Records for the exercise:

========================================================================

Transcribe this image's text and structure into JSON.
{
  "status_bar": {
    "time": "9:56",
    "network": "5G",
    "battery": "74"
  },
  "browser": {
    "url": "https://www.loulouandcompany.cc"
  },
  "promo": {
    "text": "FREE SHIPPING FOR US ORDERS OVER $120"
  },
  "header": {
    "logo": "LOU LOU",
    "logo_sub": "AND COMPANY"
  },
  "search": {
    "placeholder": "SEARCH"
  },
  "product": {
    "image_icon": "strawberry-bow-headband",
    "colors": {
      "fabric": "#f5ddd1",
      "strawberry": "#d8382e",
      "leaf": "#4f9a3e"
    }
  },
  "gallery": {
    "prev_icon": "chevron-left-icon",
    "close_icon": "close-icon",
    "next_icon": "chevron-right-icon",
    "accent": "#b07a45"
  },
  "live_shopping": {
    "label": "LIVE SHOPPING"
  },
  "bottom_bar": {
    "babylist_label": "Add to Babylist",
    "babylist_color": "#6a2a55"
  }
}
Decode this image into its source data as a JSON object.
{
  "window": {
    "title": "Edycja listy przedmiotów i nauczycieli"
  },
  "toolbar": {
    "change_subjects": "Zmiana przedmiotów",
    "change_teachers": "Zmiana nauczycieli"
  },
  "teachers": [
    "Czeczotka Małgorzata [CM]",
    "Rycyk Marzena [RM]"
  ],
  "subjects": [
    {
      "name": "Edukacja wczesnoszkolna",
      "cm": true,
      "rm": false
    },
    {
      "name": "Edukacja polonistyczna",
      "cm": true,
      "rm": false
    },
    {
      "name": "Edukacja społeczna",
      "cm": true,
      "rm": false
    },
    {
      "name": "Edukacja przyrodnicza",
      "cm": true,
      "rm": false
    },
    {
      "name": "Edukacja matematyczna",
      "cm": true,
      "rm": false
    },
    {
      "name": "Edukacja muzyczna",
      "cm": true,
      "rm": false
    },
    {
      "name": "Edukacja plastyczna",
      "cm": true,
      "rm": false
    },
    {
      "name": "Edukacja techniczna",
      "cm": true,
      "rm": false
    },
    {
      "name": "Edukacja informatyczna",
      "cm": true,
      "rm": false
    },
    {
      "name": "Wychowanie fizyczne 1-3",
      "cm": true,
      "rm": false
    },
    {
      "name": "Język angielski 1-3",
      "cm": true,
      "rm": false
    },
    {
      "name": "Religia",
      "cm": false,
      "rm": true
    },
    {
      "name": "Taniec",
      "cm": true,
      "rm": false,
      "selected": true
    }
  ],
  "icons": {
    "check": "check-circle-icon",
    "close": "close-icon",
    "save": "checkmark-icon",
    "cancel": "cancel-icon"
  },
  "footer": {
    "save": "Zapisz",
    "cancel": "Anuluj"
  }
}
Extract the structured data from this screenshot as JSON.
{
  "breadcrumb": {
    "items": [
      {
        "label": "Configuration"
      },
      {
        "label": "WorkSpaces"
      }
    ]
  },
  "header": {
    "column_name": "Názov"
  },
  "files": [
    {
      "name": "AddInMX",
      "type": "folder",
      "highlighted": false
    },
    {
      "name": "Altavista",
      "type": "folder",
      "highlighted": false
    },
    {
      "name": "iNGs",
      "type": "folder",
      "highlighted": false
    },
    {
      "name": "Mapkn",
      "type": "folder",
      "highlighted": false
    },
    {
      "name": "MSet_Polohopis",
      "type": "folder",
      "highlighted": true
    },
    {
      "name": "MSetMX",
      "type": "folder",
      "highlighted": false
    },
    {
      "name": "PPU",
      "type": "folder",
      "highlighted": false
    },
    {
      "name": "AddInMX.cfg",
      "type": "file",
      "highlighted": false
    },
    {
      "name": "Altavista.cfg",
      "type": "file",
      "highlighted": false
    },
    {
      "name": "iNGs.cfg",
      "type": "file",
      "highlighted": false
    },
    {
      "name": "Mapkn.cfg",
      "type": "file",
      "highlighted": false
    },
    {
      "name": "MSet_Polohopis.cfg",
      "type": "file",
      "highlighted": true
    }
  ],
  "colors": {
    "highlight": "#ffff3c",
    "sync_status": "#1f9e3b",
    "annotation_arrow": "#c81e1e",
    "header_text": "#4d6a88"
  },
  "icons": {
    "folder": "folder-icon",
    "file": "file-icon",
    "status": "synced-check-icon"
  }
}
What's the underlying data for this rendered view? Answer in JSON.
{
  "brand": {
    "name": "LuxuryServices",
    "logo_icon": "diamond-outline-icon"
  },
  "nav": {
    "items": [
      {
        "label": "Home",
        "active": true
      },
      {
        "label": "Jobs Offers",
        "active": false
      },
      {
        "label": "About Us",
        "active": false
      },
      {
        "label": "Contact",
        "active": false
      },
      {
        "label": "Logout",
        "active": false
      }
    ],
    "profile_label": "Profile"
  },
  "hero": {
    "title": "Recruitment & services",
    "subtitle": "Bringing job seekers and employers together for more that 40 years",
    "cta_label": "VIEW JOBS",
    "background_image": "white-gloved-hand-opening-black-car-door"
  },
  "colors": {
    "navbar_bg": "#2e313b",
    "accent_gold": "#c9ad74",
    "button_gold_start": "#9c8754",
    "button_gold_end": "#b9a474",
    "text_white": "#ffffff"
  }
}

========================================================================

Give all the records again. Match them exactly.

Answer to this exercise:
Transcribe this image's text and structure into JSON.
{
  "status_bar": {
    "time": "9:56",
    "network": "5G",
    "battery": "74"
  },
  "browser": {
    "url": "https://www.loulouandcompany.cc"
  },
  "promo": {
    "text": "FREE SHIPPING FOR US ORDERS OVER $120"
  },
  "header": {
    "logo": "LOU LOU",
    "logo_sub": "AND COMPANY"
  },
  "search": {
    "placeholder": "SEARCH"
  },
  "product": {
    "image_icon": "strawberry-bow-headband",
    "colors": {
      "fabric": "#f5ddd1",
      "strawberry": "#d8382e",
      "leaf": "#4f9a3e"
    }
  },
  "gallery": {
    "prev_icon": "chevron-left-icon",
    "close_icon": "close-icon",
    "next_icon": "chevron-right-icon",
    "accent": "#b07a45"
  },
  "live_shopping": {
    "label": "LIVE SHOPPING"
  },
  "bottom_bar": {
    "babylist_label": "Add to Babylist",
    "babylist_color": "#6a2a55"
  }
}
Decode this image into its source data as a JSON object.
{
  "window": {
    "title": "Edycja listy przedmiotów i nauczycieli"
  },
  "toolbar": {
    "change_subjects": "Zmiana przedmiotów",
    "change_teachers": "Zmiana nauczycieli"
  },
  "teachers": [
    "Czeczotka Małgorzata [CM]",
    "Rycyk Marzena [RM]"
  ],
  "subjects": [
    {
      "name": "Edukacja wczesnoszkolna",
      "cm": true,
      "rm": false
    },
    {
      "name": "Edukacja polonistyczna",
      "cm": true,
      "rm": false
    },
    {
      "name": "Edukacja społeczna",
      "cm": true,
      "rm": false
    },
    {
      "name": "Edukacja przyrodnicza",
      "cm": true,
      "rm": false
    },
    {
      "name": "Edukacja matematyczna",
      "cm": true,
      "rm": false
    },
    {
      "name": "Edukacja muzyczna",
      "cm": true,
      "rm": false
    },
    {
      "name": "Edukacja plastyczna",
      "cm": true,
      "rm": false
    },
    {
      "name": "Edukacja techniczna",
      "cm": true,
      "rm": false
    },
    {
      "name": "Edukacja informatyczna",
      "cm": true,
      "rm": false
    },
    {
      "name": "Wychowanie fizyczne 1-3",
      "cm": true,
      "rm": false
    },
    {
      "name": "Język angielski 1-3",
      "cm": true,
      "rm": false
    },
    {
      "name": "Religia",
      "cm": false,
      "rm": true
    },
    {
      "name": "Taniec",
      "cm": true,
      "rm": false,
      "selected": true
    }
  ],
  "icons": {
    "check": "check-circle-icon",
    "close": "close-icon",
    "save": "checkmark-icon",
    "cancel": "cancel-icon"
  },
  "footer": {
    "save": "Zapisz",
    "cancel": "Anuluj"
  }
}
Extract the structured data from this screenshot as JSON.
{
  "breadcrumb": {
    "items": [
      {
        "label": "Configuration"
      },
      {
        "label": "WorkSpaces"
      }
    ]
  },
  "header": {
    "column_name": "Názov"
  },
  "files": [
    {
      "name": "AddInMX",
      "type": "folder",
      "highlighted": false
    },
    {
      "name": "Altavista",
      "type": "folder",
      "highlighted": false
    },
    {
      "name": "iNGs",
      "type": "folder",
      "highlighted": false
    },
    {
      "name": "Mapkn",
      "type": "folder",
      "highlighted": false
    },
    {
      "name": "MSet_Polohopis",
      "type": "folder",
      "highlighted": true
    },
    {
      "name": "MSetMX",
      "type": "folder",
      "highlighted": false
    },
    {
      "name": "PPU",
      "type": "folder",
      "highlighted": false
    },
    {
      "name": "AddInMX.cfg",
      "type": "file",
      "highlighted": false
    },
    {
      "name": "Altavista.cfg",
      "type": "file",
      "highlighted": false
    },
    {
      "name": "iNGs.cfg",
      "type": "file",
      "highlighted": false
    },
    {
      "name": "Mapkn.cfg",
      "type": "file",
      "highlighted": false
    },
    {
      "name": "MSet_Polohopis.cfg",
      "type": "file",
      "highlighted": true
    }
  ],
  "colors": {
    "highlight": "#ffff3c",
    "sync_status": "#1f9e3b",
    "annotation_arrow": "#c81e1e",
    "header_text": "#4d6a88"
  },
  "icons": {
    "folder": "folder-icon",
    "file": "file-icon",
    "status": "synced-check-icon"
  }
}
What's the underlying data for this rendered view? Answer in JSON.
{
  "brand": {
    "name": "LuxuryServices",
    "logo_icon": "diamond-outline-icon"
  },
  "nav": {
    "items": [
      {
        "label": "Home",
        "active": true
      },
      {
        "label": "Jobs Offers",
        "active": false
      },
      {
        "label": "About Us",
        "active": false
      },
      {
        "label": "Contact",
        "active": false
      },
      {
        "label": "Logout",
        "active": false
      }
    ],
    "profile_label": "Profile"
  },
  "hero": {
    "title": "Recruitment & services",
    "subtitle": "Bringing job seekers and employers together for more that 40 years",
    "cta_label": "VIEW JOBS",
    "background_image": "white-gloved-hand-opening-black-car-door"
  },
  "colors": {
    "navbar_bg": "#2e313b",
    "accent_gold": "#c9ad74",
    "button_gold_start": "#9c8754",
    "button_gold_end": "#b9a474",
    "text_white": "#ffffff"
  }
}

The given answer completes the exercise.